### Exercise requirements:
The listing below is to be output in its exact form.

### Saved data entries:

BEGIN

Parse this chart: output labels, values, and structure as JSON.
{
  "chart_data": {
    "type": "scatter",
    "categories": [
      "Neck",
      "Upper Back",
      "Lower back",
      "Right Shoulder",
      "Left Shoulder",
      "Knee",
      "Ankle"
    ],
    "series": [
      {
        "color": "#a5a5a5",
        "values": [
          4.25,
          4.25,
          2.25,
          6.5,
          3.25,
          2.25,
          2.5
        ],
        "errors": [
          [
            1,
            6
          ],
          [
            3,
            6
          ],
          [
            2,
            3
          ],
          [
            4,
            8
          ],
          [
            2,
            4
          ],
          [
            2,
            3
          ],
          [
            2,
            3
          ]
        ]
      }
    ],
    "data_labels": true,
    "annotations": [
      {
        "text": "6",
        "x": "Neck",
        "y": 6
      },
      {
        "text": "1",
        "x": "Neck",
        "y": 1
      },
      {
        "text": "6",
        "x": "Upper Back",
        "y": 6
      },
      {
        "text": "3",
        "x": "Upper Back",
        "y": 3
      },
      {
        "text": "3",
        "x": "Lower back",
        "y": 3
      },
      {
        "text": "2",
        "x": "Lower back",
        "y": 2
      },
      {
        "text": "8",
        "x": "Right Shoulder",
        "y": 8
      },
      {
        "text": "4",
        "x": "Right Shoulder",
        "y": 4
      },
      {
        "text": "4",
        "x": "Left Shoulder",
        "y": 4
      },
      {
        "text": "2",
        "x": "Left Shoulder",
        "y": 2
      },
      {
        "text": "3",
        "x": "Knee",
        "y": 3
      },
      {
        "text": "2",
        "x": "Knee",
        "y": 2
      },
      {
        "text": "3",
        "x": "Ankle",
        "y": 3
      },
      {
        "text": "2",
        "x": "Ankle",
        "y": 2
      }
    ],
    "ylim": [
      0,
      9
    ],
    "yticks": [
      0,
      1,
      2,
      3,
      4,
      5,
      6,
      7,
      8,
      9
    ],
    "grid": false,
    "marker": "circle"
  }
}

END

### Task result:
Parse this chart: output labels, values, and structure as JSON.
{
  "chart_data": {
    "type": "scatter",
    "categories": [
      "Neck",
      "Upper Back",
      "Lower back",
      "Right Shoulder",
      "Left Shoulder",
      "Knee",
      "Ankle"
    ],
    "series": [
      {
        "color": "#a5a5a5",
        "values": [
          4.25,
          4.25,
          2.25,
          6.5,
          3.25,
          2.25,
          2.5
        ],
        "errors": [
          [
            1,
            6
          ],
          [
            3,
            6
          ],
          [
            2,
            3
          ],
          [
            4,
            8
          ],
          [
            2,
            4
          ],
          [
            2,
            3
          ],
          [
            2,
            3
          ]
        ]
      }
    ],
    "data_labels": true,
    "annotations": [
      {
        "text": "6",
        "x": "Neck",
        "y": 6
      },
      {
        "text": "1",
        "x": "Neck",
        "y": 1
      },
      {
        "text": "6",
        "x": "Upper Back",
        "y": 6
      },
      {
        "text": "3",
        "x": "Upper Back",
        "y": 3
      },
      {
        "text": "3",
        "x": "Lower back",
        "y": 3
      },
      {
        "text": "2",
        "x": "Lower back",
        "y": 2
      },
      {
        "text": "8",
        "x": "Right Shoulder",
        "y": 8
      },
      {
        "text": "4",
        "x": "Right Shoulder",
        "y": 4
      },
      {
        "text": "4",
        "x": "Left Shoulder",
        "y": 4
      },
      {
        "text": "2",
        "x": "Left Shoulder",
        "y": 2
      },
      {
        "text": "3",
        "x": "Knee",
        "y": 3
      },
      {
        "text": "2",
        "x": "Knee",
        "y": 2
      },
      {
        "text": "3",
        "x": "Ankle",
        "y": 3
      },
      {
        "text": "2",
        "x": "Ankle",
        "y": 2
      }
    ],
    "ylim": [
      0,
      9
    ],
    "yticks": [
      0,
      1,
      2,
      3,
      4,
      5,
      6,
      7,
      8,
      9
    ],
    "grid": false,
    "marker": "circle"
  }
}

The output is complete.